● Task brief
Please give the listing again in its entirety, exactly as written.
— start Data for processing —
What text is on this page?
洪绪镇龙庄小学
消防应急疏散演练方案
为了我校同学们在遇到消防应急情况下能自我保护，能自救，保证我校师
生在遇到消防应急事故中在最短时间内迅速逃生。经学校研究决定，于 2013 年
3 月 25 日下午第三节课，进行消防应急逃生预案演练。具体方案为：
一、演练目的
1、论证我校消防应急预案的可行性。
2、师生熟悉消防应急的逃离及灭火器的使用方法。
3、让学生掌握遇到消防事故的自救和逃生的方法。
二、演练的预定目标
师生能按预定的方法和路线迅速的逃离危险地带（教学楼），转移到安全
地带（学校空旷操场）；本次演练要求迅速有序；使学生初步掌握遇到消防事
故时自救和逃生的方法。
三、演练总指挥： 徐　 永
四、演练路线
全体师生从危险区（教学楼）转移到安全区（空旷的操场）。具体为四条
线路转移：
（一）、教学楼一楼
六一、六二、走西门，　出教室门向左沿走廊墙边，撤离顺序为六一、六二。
— end Data for processing —
● Reply to the exercise
What text is on this page?
洪绪镇龙庄小学
消防应急疏散演练方案
为了我校同学们在遇到消防应急情况下能自我保护，能自救，保证我校师
生在遇到消防应急事故中在最短时间内迅速逃生。经学校研究决定，于 2013 年
3 月 25 日下午第三节课，进行消防应急逃生预案演练。具体方案为：
一、演练目的
1、论证我校消防应急预案的可行性。
2、师生熟悉消防应急的逃离及灭火器的使用方法。
3、让学生掌握遇到消防事故的自救和逃生的方法。
二、演练的预定目标
师生能按预定的方法和路线迅速的逃离危险地带（教学楼），转移到安全
地带（学校空旷操场）；本次演练要求迅速有序；使学生初步掌握遇到消防事
故时自救和逃生的方法。
三、演练总指挥： 徐　 永
四、演练路线
全体师生从危险区（教学楼）转移到安全区（空旷的操场）。具体为四条
线路转移：
（一）、教学楼一楼
六一、六二、走西门，　出教室门向左沿走廊墙边，撤离顺序为六一、六二。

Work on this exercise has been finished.